### Material provided:
────────────────────
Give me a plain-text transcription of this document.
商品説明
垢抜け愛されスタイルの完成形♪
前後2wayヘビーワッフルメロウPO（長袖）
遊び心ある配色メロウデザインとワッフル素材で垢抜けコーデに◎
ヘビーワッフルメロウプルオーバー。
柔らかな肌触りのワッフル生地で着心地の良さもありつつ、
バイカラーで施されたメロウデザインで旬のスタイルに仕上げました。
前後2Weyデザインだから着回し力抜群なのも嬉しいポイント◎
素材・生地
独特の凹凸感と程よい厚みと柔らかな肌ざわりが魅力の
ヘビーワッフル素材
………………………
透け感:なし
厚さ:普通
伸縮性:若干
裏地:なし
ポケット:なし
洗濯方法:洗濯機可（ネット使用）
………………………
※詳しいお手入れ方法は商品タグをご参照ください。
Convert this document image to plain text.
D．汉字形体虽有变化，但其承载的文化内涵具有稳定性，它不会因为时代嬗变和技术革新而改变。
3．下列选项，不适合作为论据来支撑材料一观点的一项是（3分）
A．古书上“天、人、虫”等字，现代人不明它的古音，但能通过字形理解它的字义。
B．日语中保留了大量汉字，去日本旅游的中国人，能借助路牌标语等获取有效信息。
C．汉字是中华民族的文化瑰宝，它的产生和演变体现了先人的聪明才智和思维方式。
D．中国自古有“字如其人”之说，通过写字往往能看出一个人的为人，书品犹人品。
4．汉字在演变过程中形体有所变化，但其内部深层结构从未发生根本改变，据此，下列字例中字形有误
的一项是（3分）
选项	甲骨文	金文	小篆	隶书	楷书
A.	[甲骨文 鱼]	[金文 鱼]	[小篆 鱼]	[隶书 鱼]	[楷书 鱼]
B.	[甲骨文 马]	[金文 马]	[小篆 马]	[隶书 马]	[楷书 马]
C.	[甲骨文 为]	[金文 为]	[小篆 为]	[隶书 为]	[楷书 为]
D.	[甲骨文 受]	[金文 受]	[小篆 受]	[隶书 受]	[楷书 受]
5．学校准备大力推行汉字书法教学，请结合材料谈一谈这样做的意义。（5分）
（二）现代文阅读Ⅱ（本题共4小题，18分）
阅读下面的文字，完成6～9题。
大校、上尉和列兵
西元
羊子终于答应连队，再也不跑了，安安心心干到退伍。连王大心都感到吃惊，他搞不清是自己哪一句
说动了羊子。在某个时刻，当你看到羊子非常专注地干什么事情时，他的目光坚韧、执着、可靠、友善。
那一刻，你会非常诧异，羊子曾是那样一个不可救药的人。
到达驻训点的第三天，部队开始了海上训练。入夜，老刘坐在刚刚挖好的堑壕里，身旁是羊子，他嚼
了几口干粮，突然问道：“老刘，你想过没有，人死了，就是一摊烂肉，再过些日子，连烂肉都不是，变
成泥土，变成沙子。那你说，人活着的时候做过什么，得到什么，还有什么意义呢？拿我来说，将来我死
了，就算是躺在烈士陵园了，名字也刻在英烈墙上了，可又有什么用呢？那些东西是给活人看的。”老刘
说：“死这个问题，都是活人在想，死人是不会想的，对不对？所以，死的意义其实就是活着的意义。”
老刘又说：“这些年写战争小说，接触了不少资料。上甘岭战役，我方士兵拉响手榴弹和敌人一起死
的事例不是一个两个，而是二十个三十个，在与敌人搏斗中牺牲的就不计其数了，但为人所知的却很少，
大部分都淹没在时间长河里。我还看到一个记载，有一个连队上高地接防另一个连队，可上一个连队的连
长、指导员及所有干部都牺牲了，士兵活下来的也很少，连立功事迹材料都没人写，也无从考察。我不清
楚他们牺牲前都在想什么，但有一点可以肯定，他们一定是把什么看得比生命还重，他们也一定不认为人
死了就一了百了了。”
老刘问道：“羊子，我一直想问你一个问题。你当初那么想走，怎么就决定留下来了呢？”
────────────────────
### Task description:
Transcribe the material exactly as it reads.

### Written solution:
Give me a plain-text transcription of this document.
商品説明
垢抜け愛されスタイルの完成形♪
前後2wayヘビーワッフルメロウPO（長袖）
遊び心ある配色メロウデザインとワッフル素材で垢抜けコーデに◎
ヘビーワッフルメロウプルオーバー。
柔らかな肌触りのワッフル生地で着心地の良さもありつつ、
バイカラーで施されたメロウデザインで旬のスタイルに仕上げました。
前後2Weyデザインだから着回し力抜群なのも嬉しいポイント◎
素材・生地
独特の凹凸感と程よい厚みと柔らかな肌ざわりが魅力の
ヘビーワッフル素材
………………………
透け感:なし
厚さ:普通
伸縮性:若干
裏地:なし
ポケット:なし
洗濯方法:洗濯機可（ネット使用）
………………………
※詳しいお手入れ方法は商品タグをご参照ください。
Convert this document image to plain text.
D．汉字形体虽有变化，但其承载的文化内涵具有稳定性，它不会因为时代嬗变和技术革新而改变。
3．下列选项，不适合作为论据来支撑材料一观点的一项是（3分）
A．古书上“天、人、虫”等字，现代人不明它的古音，但能通过字形理解它的字义。
B．日语中保留了大量汉字，去日本旅游的中国人，能借助路牌标语等获取有效信息。
C．汉字是中华民族的文化瑰宝，它的产生和演变体现了先人的聪明才智和思维方式。
D．中国自古有“字如其人”之说，通过写字往往能看出一个人的为人，书品犹人品。
4．汉字在演变过程中形体有所变化，但其内部深层结构从未发生根本改变，据此，下列字例中字形有误
的一项是（3分）
选项	甲骨文	金文	小篆	隶书	楷书
A.	[甲骨文 鱼]	[金文 鱼]	[小篆 鱼]	[隶书 鱼]	[楷书 鱼]
B.	[甲骨文 马]	[金文 马]	[小篆 马]	[隶书 马]	[楷书 马]
C.	[甲骨文 为]	[金文 为]	[小篆 为]	[隶书 为]	[楷书 为]
D.	[甲骨文 受]	[金文 受]	[小篆 受]	[隶书 受]	[楷书 受]
5．学校准备大力推行汉字书法教学，请结合材料谈一谈这样做的意义。（5分）
（二）现代文阅读Ⅱ（本题共4小题，18分）
阅读下面的文字，完成6～9题。
大校、上尉和列兵
西元
羊子终于答应连队，再也不跑了，安安心心干到退伍。连王大心都感到吃惊，他搞不清是自己哪一句
说动了羊子。在某个时刻，当你看到羊子非常专注地干什么事情时，他的目光坚韧、执着、可靠、友善。
那一刻，你会非常诧异，羊子曾是那样一个不可救药的人。
到达驻训点的第三天，部队开始了海上训练。入夜，老刘坐在刚刚挖好的堑壕里，身旁是羊子，他嚼
了几口干粮，突然问道：“老刘，你想过没有，人死了，就是一摊烂肉，再过些日子，连烂肉都不是，变
成泥土，变成沙子。那你说，人活着的时候做过什么，得到什么，还有什么意义呢？拿我来说，将来我死
了，就算是躺在烈士陵园了，名字也刻在英烈墙上了，可又有什么用呢？那些东西是给活人看的。”老刘
说：“死这个问题，都是活人在想，死人是不会想的，对不对？所以，死的意义其实就是活着的意义。”
老刘又说：“这些年写战争小说，接触了不少资料。上甘岭战役，我方士兵拉响手榴弹和敌人一起死
的事例不是一个两个，而是二十个三十个，在与敌人搏斗中牺牲的就不计其数了，但为人所知的却很少，
大部分都淹没在时间长河里。我还看到一个记载，有一个连队上高地接防另一个连队，可上一个连队的连
长、指导员及所有干部都牺牲了，士兵活下来的也很少，连立功事迹材料都没人写，也无从考察。我不清
楚他们牺牲前都在想什么，但有一点可以肯定，他们一定是把什么看得比生命还重，他们也一定不认为人
死了就一了百了了。”
老刘问道：“羊子，我一直想问你一个问题。你当初那么想走，怎么就决定留下来了呢？”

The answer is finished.